#### [SELECTED EXCERPT]
>>>>>
Each year, we conduct a survey of our millionaire clients. Some findings align with common assumptions: their average household income stands at $330,132 this year, and the typical value of their homes exceeds $1 million. Yet other habits of these wealthy individuals defy stereotypes—they’re not the “traditional millionaire behaviors” most people imagine. In this article, I’ll break down key habits and traits of millionaires that anyone can adopt, no matter their current income or net worth.
Year after year, our survey reveals an overwhelming trend: nearly all our millionaire clients identify as optimists. This shouldn’t be entirely shocking, as research consistently links optimism to greater financial success. But what if you lean more toward pessimism? You can’t rewrite your personality overnight to become an optimist, but you can gradually shift your mindset through practices like regular gratitude exercises.
Optimism doesn’t mean ignoring reality or viewing life through “rose-tinted glasses,” either. You can acknowledge problems in your personal life or the world at large while still working to create change. True optimistic thinking boils down to believing you have the power to improve your life—and your finances. The biggest issue with a pessimistic mindset isn’t that it reflects the “truth” about you or the world; it’s that it often fosters fatalism—the belief that your actions don’t make a difference.
<<<<<
#### [MATERIAL PROVIDED]
>>>>>
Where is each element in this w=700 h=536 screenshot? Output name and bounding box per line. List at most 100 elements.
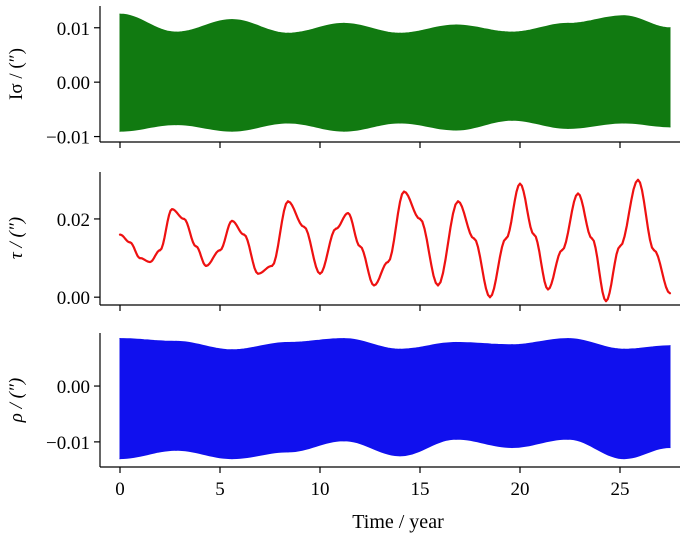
<<<<<
#### [REQUIRED WORK]
a – From the article on millionaire habits, copy the passage from "Optimism doesn’t mean" up to and including "make a difference.".
b – Answer these questions using the article on millionaire habits:
(i) What average household income does the survey report for the millionaire clients this year?
(ii) What practice does the article suggest for gradually shifting a pessimistic mindset?
(iii) According to the article, what does a pessimistic mindset often foster?

#### [SOLUTIONS BY TASK]
a –
Optimism doesn’t mean ignoring reality or viewing life through “rose-tinted glasses,” either. You can acknowledge problems in your personal life or the world at large while still working to create change. True optimistic thinking boils down to believing you have the power to improve your life—and your finances. The biggest issue with a pessimistic mindset isn’t that it reflects the “truth” about you or the world; it’s that it often fosters fatalism—the belief that your actions don’t make a difference.

b –
(i) $330,132
(ii) Regular gratitude exercises
(iii) Fatalism, the belief that your actions don't make a difference